● LISTED ENTRIES
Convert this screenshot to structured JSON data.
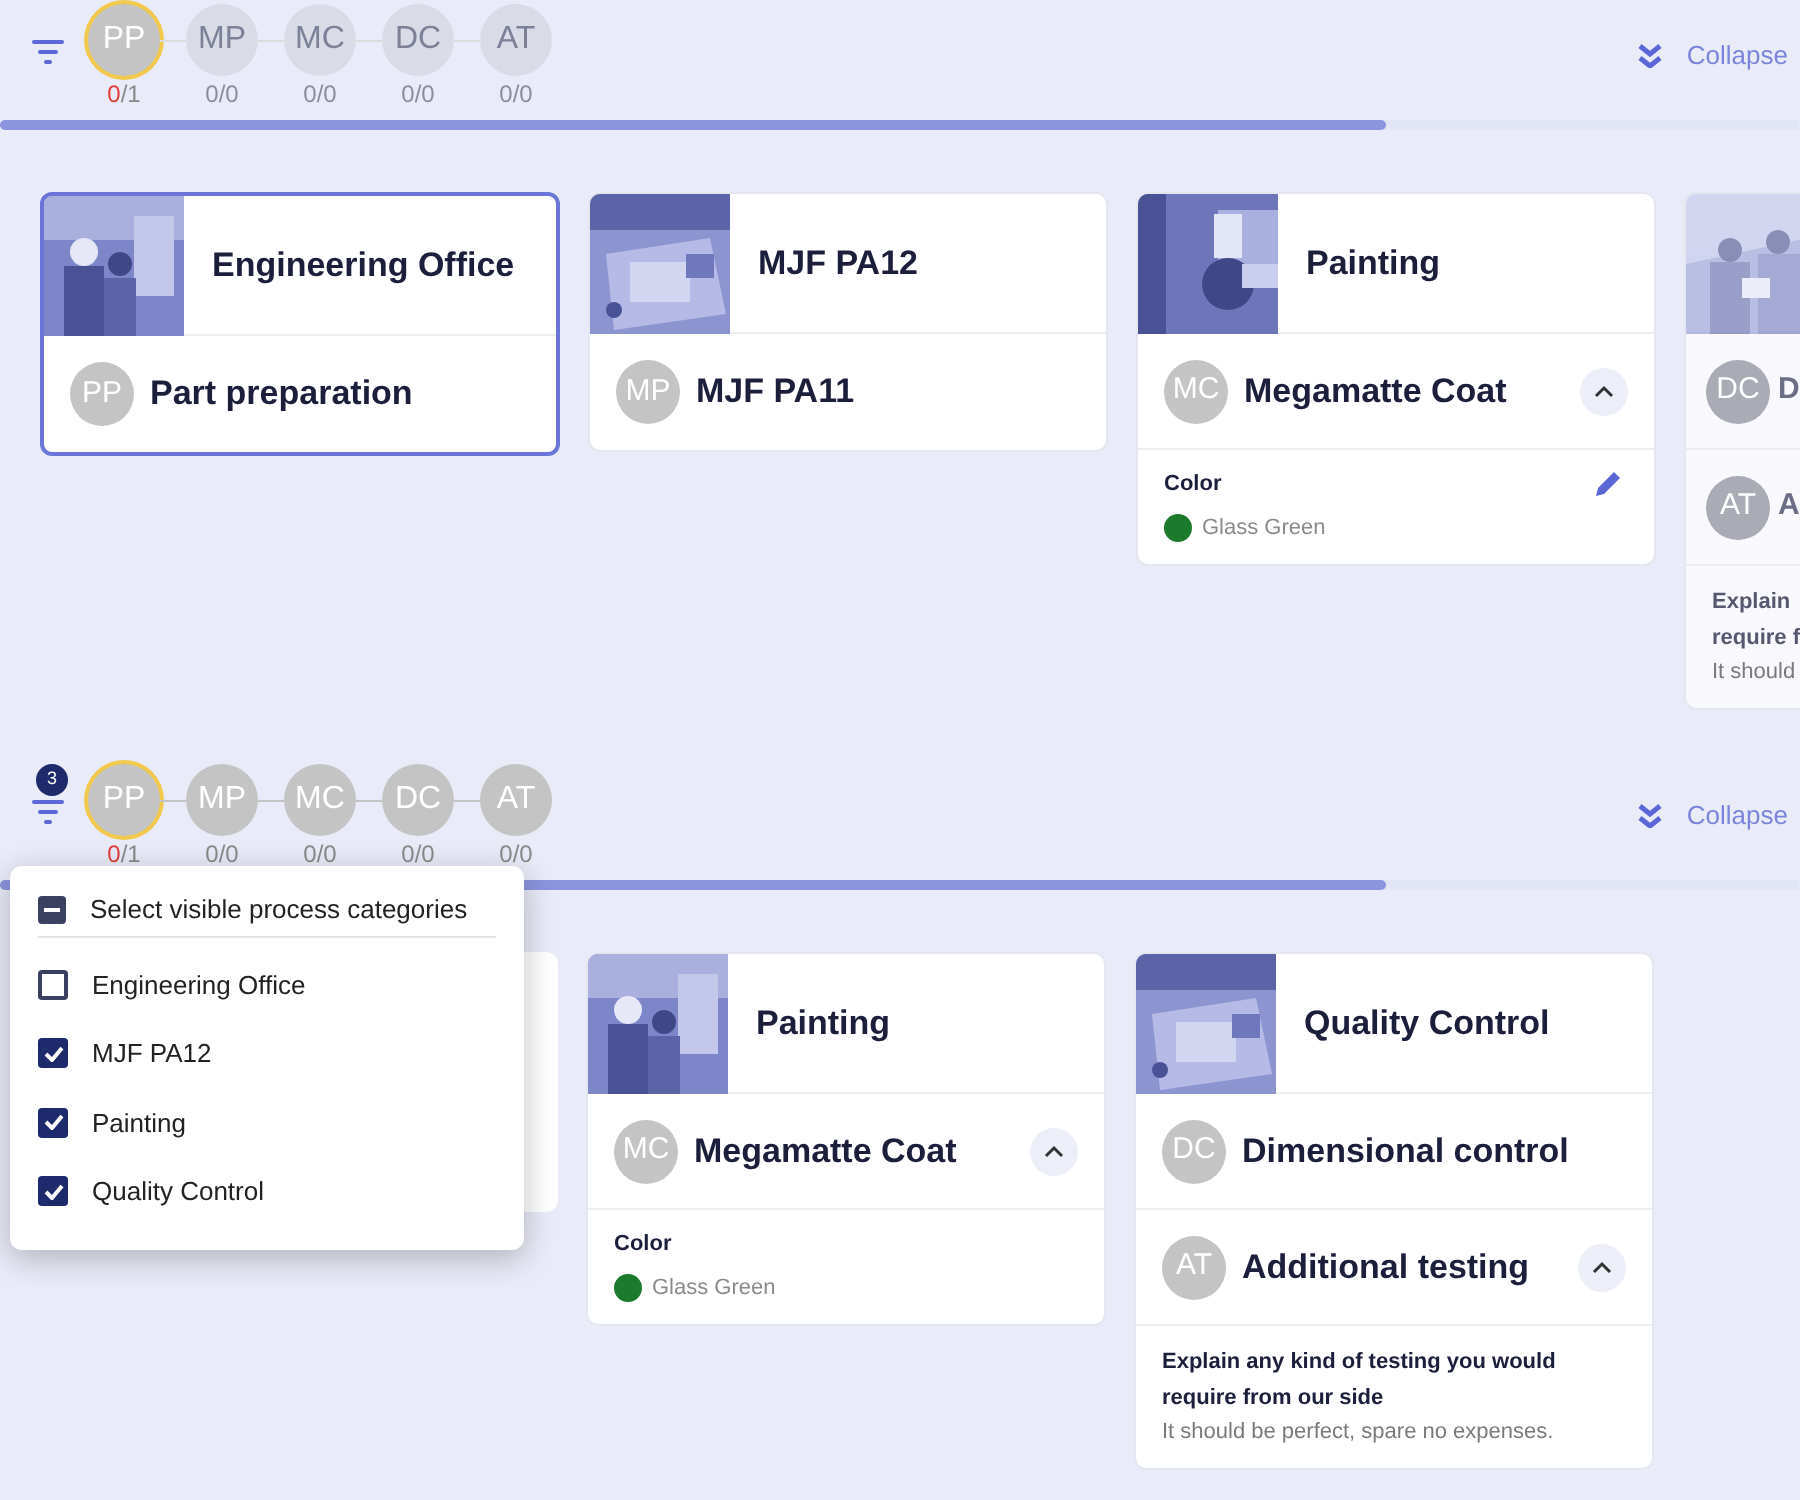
{
  "panels": [
    {
      "collapse": "Collapse",
      "progress": {
        "level": 0.77
      },
      "steps": [
        {
          "initials": "PP",
          "done": "0",
          "total": "/1",
          "current": true,
          "dimmed": false,
          "incomplete": true
        },
        {
          "initials": "MP",
          "done": "0",
          "total": "/0",
          "current": false,
          "dimmed": true,
          "incomplete": false
        },
        {
          "initials": "MC",
          "done": "0",
          "total": "/0",
          "current": false,
          "dimmed": true,
          "incomplete": false
        },
        {
          "initials": "DC",
          "done": "0",
          "total": "/0",
          "current": false,
          "dimmed": true,
          "incomplete": false
        },
        {
          "initials": "AT",
          "done": "0",
          "total": "/0",
          "current": false,
          "dimmed": true,
          "incomplete": false
        }
      ],
      "cards": [
        {
          "kind": "card",
          "title": "Engineering Office",
          "selected": true,
          "faded": false,
          "processes": [
            {
              "initials": "PP",
              "name": "Part preparation"
            }
          ]
        },
        {
          "kind": "card",
          "title": "MJF PA12",
          "selected": false,
          "faded": false,
          "processes": [
            {
              "initials": "MP",
              "name": "MJF PA11"
            }
          ]
        },
        {
          "kind": "card",
          "title": "Painting",
          "selected": false,
          "faded": false,
          "processes": [
            {
              "initials": "MC",
              "name": "Megamatte Coat",
              "expanded": true,
              "toggle": true,
              "details": {
                "kind": "color",
                "label": "Color",
                "value": "Glass Green",
                "color": "#1b7a2b",
                "editable": true
              }
            }
          ]
        },
        {
          "kind": "card",
          "selected": false,
          "faded": true,
          "processes": [
            {
              "initials": "DC",
              "name": "D"
            },
            {
              "initials": "AT",
              "name": "A",
              "expanded": true,
              "details": {
                "kind": "note",
                "question_lines": [
                  "Explain",
                  "require f"
                ],
                "answer": "It should"
              }
            }
          ]
        }
      ]
    },
    {
      "filter": {
        "badge": "3"
      },
      "collapse": "Collapse",
      "progress": {
        "level": 0.77
      },
      "steps": [
        {
          "initials": "PP",
          "done": "0",
          "total": "/1",
          "current": true,
          "dimmed": false,
          "incomplete": true
        },
        {
          "initials": "MP",
          "done": "0",
          "total": "/0",
          "current": false,
          "dimmed": false,
          "incomplete": false
        },
        {
          "initials": "MC",
          "done": "0",
          "total": "/0",
          "current": false,
          "dimmed": false,
          "incomplete": false
        },
        {
          "initials": "DC",
          "done": "0",
          "total": "/0",
          "current": false,
          "dimmed": false,
          "incomplete": false
        },
        {
          "initials": "AT",
          "done": "0",
          "total": "/0",
          "current": false,
          "dimmed": false,
          "incomplete": false
        }
      ],
      "menu": {
        "header": "Select visible process categories",
        "header_partial": true,
        "items": [
          {
            "label": "Engineering Office",
            "checked": false
          },
          {
            "label": "MJF PA12",
            "checked": true
          },
          {
            "label": "Painting",
            "checked": true
          },
          {
            "label": "Quality Control",
            "checked": true
          }
        ]
      },
      "cards": [
        {
          "kind": "covered"
        },
        {
          "kind": "card",
          "title": "Painting",
          "selected": false,
          "faded": false,
          "processes": [
            {
              "initials": "MC",
              "name": "Megamatte Coat",
              "expanded": true,
              "toggle": true,
              "details": {
                "kind": "color",
                "label": "Color",
                "value": "Glass Green",
                "color": "#1b7a2b",
                "editable": false
              }
            }
          ]
        },
        {
          "kind": "card",
          "title": "Quality Control",
          "selected": false,
          "faded": false,
          "processes": [
            {
              "initials": "DC",
              "name": "Dimensional control"
            },
            {
              "initials": "AT",
              "name": "Additional testing",
              "expanded": true,
              "toggle": true,
              "details": {
                "kind": "note",
                "question_lines": [
                  "Explain any kind of testing you would",
                  "require from our side"
                ],
                "answer": "It should be perfect, spare no expenses."
              }
            }
          ]
        }
      ]
    }
  ]
}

● EXERCISE TASK
Set out every line from the material that contains the string "should".

● SOLUTION FOR THIS EXERCISE
                "answer": "It should"
                "answer": "It should be perfect, spare no expenses."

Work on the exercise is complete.